(Extracted data entries)
☆ ☆ ☆
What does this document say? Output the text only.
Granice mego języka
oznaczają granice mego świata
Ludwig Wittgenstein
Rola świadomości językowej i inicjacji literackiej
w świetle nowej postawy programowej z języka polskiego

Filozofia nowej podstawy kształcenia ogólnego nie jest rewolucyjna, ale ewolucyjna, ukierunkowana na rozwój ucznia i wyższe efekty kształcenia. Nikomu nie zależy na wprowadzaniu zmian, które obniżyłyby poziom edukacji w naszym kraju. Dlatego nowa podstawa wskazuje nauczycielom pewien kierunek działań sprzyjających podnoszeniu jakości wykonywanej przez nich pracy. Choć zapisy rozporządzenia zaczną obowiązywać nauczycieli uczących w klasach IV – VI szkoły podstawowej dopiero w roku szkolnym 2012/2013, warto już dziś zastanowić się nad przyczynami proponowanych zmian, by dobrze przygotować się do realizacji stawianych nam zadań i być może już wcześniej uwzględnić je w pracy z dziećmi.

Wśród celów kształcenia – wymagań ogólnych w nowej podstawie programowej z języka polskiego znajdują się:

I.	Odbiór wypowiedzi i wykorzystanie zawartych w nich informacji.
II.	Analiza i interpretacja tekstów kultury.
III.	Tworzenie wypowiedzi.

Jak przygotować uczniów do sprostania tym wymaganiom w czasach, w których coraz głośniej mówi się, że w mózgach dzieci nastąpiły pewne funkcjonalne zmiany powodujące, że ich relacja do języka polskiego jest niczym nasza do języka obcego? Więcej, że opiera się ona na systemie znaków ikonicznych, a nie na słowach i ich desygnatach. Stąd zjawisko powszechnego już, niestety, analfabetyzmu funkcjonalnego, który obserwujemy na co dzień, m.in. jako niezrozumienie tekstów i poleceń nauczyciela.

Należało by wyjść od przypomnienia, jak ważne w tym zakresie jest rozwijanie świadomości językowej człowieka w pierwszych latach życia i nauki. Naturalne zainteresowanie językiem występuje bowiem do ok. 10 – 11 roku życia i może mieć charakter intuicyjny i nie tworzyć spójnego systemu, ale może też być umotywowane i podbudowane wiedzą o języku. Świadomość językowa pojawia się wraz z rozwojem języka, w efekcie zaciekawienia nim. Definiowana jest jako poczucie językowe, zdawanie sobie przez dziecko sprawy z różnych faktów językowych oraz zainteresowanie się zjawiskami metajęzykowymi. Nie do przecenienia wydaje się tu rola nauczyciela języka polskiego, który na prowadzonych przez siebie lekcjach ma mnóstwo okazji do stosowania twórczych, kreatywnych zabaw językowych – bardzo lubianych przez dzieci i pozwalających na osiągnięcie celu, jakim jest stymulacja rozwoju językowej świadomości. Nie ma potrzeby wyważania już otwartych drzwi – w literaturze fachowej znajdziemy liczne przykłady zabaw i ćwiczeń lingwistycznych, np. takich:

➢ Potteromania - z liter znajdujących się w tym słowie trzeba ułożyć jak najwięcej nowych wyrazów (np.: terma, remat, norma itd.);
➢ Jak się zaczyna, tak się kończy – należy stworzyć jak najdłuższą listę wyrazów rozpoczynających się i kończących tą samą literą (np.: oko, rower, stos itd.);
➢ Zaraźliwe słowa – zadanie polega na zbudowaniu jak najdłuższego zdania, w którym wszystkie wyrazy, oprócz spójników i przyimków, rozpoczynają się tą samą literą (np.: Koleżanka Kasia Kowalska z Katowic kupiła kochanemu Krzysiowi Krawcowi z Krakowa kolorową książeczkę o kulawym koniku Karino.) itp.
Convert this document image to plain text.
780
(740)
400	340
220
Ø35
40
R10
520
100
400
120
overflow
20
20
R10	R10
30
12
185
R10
☆ ☆ ☆
Gather every line from the listing above in which the word "mego" appears.

Granice mego języka
oznaczają granice mego świata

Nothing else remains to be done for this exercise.